• [Objective]: Say how many lines in the data below contain the word "искусства", and give no other text.

• [Entries shown]:
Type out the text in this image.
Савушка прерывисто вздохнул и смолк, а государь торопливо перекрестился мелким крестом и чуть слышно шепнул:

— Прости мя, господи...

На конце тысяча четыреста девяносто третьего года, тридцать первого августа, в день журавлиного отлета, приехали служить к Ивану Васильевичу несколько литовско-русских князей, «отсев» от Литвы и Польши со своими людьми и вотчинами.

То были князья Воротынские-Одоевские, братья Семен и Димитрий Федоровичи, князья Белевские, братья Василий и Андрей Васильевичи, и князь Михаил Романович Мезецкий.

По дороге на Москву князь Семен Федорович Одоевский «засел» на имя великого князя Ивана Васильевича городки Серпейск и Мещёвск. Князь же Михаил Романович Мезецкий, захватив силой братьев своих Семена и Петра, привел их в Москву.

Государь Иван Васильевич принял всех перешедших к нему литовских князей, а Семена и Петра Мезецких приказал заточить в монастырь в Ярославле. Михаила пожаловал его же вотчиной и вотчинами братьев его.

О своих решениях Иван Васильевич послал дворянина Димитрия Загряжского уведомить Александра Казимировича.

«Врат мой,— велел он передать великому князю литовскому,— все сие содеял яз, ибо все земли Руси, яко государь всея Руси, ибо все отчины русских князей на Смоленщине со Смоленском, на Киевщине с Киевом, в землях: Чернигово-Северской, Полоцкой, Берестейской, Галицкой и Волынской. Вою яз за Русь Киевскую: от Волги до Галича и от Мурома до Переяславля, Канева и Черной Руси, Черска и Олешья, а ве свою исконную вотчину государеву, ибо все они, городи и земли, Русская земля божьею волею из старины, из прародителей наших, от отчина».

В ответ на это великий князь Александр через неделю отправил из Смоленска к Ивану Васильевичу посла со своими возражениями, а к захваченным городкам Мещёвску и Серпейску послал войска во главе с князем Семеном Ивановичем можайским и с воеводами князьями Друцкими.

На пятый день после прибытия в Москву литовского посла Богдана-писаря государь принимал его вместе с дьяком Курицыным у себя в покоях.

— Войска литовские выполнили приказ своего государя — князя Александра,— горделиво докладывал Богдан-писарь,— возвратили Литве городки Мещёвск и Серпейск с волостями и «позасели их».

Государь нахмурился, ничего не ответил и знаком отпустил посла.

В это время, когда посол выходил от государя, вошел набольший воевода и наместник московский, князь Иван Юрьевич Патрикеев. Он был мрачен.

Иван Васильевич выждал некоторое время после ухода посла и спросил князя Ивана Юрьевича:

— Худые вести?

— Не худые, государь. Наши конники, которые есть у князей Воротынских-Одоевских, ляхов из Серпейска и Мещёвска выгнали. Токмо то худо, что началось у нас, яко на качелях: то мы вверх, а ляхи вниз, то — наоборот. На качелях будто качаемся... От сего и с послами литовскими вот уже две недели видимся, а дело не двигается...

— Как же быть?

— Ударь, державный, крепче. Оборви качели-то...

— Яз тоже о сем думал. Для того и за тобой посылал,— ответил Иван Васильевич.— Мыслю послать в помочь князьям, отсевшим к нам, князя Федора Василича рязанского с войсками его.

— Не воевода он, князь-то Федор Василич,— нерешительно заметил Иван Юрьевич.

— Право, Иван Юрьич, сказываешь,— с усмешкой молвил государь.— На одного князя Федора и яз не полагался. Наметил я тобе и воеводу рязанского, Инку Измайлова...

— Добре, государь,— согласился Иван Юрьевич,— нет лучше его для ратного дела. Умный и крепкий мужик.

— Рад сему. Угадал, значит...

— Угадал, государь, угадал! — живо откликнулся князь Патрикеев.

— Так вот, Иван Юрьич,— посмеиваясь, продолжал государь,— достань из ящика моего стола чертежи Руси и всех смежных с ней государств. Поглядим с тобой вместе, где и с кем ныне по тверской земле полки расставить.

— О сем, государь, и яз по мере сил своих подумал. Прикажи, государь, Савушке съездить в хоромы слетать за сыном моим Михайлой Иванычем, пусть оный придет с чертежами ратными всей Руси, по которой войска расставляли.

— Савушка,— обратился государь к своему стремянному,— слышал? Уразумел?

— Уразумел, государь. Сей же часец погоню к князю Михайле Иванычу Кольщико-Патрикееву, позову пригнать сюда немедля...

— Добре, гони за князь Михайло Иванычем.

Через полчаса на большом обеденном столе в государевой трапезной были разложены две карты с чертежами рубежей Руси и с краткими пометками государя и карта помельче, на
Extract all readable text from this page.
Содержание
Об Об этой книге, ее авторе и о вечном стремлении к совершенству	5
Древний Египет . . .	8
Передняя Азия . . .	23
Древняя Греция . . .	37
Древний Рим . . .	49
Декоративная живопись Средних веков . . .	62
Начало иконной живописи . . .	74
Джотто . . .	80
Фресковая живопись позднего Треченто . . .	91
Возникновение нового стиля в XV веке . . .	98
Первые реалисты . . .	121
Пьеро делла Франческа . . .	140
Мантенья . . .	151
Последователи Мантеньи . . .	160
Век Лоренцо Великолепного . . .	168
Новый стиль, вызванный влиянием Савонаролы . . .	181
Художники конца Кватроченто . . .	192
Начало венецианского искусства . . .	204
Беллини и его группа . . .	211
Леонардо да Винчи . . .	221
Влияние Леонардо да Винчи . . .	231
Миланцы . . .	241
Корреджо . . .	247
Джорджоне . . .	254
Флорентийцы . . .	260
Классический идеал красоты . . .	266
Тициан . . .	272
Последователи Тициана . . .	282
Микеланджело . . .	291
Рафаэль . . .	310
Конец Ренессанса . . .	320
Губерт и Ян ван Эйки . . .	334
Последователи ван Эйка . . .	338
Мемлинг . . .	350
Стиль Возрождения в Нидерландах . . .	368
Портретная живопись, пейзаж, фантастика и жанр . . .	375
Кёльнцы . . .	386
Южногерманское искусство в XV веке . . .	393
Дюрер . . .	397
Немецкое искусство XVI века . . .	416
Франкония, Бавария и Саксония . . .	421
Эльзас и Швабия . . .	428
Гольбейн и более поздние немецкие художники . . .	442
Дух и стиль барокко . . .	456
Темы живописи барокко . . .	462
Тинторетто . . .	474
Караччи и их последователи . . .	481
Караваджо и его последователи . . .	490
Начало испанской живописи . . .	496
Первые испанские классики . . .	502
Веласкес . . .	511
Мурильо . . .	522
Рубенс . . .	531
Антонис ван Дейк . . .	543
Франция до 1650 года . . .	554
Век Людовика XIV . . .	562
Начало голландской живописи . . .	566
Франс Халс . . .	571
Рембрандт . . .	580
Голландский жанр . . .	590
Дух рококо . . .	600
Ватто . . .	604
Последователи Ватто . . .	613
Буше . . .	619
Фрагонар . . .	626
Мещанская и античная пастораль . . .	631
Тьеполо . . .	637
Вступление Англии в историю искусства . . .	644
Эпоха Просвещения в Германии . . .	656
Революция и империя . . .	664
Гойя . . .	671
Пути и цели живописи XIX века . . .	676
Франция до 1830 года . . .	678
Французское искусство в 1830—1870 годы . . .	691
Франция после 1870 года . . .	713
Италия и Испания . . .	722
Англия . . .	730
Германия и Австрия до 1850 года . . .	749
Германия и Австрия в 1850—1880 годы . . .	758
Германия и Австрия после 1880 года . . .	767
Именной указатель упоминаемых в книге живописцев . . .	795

• [Exercise answer]: 2